*Goal of the exercise*.
What lines in the entries hold the string "upper"? List them.

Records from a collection
····················

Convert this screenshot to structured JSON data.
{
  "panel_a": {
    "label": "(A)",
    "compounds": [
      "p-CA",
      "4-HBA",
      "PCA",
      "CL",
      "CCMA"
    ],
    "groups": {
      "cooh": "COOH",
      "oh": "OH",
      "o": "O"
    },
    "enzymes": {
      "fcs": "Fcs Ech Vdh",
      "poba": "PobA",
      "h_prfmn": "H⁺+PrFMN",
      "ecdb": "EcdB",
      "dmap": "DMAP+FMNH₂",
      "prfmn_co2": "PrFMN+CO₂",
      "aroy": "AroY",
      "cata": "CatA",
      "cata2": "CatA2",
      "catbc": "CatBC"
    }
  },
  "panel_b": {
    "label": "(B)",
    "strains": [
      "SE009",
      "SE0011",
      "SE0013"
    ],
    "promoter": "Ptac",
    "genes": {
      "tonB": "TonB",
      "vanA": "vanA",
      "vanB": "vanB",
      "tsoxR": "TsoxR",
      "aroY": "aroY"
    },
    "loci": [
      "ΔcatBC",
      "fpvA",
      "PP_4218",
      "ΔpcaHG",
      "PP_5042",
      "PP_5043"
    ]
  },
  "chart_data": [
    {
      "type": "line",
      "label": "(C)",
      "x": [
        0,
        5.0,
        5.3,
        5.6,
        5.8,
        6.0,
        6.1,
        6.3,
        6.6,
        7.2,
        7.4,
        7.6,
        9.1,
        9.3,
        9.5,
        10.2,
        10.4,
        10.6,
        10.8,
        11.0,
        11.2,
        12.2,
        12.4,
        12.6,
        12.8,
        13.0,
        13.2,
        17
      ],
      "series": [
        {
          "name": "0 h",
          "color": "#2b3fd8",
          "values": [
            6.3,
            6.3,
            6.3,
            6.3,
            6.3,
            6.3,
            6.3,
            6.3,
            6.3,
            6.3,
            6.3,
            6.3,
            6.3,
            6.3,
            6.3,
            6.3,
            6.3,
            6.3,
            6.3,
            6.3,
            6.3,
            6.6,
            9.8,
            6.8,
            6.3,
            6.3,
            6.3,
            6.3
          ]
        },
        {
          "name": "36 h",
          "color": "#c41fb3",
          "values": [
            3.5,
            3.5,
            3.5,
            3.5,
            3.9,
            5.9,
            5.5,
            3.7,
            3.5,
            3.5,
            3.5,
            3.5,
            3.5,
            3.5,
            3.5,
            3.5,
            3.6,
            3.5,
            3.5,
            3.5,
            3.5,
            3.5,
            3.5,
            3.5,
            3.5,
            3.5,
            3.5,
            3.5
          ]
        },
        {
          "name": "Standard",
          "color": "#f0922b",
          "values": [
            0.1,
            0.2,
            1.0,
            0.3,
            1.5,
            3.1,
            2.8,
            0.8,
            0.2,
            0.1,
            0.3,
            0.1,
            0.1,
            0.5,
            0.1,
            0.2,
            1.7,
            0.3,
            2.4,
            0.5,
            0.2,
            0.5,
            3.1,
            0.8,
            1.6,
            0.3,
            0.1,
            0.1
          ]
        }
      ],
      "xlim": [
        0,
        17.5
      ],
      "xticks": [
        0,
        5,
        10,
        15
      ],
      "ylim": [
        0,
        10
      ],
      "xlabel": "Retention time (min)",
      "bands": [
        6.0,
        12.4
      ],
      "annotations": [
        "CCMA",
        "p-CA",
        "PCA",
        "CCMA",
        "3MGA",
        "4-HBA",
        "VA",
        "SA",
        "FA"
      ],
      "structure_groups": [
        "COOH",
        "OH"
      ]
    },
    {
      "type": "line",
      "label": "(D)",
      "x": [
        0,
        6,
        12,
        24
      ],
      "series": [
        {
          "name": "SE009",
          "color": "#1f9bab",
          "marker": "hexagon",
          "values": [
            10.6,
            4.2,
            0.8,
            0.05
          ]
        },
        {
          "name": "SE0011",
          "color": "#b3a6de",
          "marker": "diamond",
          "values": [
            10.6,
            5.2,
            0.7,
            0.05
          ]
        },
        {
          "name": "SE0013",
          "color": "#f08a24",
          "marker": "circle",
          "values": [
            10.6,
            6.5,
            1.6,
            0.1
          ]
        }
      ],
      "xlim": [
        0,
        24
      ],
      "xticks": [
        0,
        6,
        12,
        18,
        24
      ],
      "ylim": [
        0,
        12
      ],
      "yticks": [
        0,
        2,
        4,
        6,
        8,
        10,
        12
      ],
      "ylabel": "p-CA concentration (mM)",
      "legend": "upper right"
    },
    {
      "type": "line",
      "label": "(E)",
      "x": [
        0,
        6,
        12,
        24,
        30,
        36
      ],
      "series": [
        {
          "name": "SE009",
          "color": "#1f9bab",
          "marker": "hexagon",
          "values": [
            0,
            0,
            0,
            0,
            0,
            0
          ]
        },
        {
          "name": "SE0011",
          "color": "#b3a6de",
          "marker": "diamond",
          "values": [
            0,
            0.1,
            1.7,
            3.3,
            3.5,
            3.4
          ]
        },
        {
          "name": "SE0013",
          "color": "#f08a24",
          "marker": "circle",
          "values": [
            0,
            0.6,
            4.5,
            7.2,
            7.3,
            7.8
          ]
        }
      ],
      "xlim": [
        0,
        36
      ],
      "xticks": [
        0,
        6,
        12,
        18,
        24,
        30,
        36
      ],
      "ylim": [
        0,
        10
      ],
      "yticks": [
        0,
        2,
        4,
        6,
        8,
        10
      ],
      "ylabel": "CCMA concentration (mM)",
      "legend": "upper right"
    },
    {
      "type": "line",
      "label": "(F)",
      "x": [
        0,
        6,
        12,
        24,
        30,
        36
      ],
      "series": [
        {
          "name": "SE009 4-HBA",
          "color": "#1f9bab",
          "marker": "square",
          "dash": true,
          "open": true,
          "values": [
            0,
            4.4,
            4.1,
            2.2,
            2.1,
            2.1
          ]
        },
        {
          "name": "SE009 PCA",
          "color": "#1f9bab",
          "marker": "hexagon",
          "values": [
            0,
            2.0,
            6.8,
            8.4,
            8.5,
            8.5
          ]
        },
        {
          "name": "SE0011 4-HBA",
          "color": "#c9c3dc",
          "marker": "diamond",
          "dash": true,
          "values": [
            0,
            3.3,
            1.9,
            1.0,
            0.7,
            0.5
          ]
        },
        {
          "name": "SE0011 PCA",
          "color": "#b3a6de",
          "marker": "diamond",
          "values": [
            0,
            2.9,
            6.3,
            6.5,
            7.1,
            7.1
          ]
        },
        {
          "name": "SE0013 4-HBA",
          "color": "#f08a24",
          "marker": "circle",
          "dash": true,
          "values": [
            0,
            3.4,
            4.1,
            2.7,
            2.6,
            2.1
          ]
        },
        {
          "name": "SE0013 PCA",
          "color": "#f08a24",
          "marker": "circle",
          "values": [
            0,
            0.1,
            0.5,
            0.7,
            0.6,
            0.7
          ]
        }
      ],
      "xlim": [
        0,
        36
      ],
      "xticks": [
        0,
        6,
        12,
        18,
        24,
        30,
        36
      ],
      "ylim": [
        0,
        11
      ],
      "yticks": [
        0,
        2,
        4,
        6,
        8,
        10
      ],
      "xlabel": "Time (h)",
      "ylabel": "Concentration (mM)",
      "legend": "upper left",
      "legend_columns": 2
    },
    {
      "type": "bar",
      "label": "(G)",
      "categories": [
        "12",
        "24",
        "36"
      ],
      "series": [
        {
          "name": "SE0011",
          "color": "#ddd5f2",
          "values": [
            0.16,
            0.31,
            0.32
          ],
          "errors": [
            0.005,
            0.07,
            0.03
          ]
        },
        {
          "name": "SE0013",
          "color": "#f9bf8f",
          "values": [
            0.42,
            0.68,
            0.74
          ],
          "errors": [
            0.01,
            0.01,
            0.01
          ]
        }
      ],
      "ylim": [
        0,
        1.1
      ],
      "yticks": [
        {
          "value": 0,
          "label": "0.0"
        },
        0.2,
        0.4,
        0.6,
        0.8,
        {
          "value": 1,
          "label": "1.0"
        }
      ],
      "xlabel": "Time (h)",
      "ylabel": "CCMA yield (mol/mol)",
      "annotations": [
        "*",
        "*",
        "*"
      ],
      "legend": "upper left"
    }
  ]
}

····················

*Result of the exercise*.
      "legend": "upper right"
      "legend": "upper right"
      "legend": "upper left",
      "legend": "upper left"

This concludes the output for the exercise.